### Work to be completed
Bring together all lines of the material below that contain the string "name".

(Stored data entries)
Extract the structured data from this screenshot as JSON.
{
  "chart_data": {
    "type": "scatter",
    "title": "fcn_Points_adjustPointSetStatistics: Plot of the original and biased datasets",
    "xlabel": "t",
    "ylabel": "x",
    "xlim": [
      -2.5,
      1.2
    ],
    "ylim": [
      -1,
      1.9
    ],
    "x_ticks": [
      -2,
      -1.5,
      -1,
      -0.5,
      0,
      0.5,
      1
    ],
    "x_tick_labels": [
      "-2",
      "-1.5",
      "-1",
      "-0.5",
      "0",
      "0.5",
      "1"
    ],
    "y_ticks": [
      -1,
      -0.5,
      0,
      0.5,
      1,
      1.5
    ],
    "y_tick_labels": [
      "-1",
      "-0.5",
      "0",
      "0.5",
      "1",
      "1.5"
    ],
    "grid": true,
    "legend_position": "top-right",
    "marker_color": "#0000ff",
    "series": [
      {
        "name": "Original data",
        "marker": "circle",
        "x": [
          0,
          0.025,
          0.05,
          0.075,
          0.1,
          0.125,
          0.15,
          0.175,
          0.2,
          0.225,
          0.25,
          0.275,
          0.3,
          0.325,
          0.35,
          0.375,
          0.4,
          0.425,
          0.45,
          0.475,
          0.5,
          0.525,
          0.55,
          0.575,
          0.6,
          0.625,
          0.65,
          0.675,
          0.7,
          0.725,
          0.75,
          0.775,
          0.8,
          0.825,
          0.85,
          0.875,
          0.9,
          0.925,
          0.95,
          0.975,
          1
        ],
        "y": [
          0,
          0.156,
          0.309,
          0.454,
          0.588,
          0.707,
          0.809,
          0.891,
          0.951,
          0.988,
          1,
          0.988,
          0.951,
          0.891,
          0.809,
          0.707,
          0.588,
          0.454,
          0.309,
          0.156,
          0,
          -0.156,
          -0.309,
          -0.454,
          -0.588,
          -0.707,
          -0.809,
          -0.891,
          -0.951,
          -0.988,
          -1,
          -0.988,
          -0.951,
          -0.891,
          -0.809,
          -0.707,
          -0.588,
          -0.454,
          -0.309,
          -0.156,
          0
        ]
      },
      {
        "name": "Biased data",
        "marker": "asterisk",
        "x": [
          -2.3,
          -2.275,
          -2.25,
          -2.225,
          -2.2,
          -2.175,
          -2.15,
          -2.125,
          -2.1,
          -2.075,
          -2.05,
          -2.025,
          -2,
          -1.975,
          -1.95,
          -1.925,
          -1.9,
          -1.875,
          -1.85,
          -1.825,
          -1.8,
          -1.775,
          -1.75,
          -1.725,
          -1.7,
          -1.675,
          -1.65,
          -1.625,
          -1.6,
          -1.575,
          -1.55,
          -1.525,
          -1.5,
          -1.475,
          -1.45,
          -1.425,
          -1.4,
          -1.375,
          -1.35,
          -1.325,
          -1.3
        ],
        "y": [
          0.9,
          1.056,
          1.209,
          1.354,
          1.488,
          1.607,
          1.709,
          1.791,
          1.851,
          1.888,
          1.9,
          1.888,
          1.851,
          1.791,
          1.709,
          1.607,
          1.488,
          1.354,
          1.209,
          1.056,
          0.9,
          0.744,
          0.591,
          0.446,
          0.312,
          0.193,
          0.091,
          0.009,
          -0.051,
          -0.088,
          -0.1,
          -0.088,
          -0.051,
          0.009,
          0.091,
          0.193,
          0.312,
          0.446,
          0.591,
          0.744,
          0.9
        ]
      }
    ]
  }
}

### Answer to the problem
        "name": "Original data",
        "name": "Biased data",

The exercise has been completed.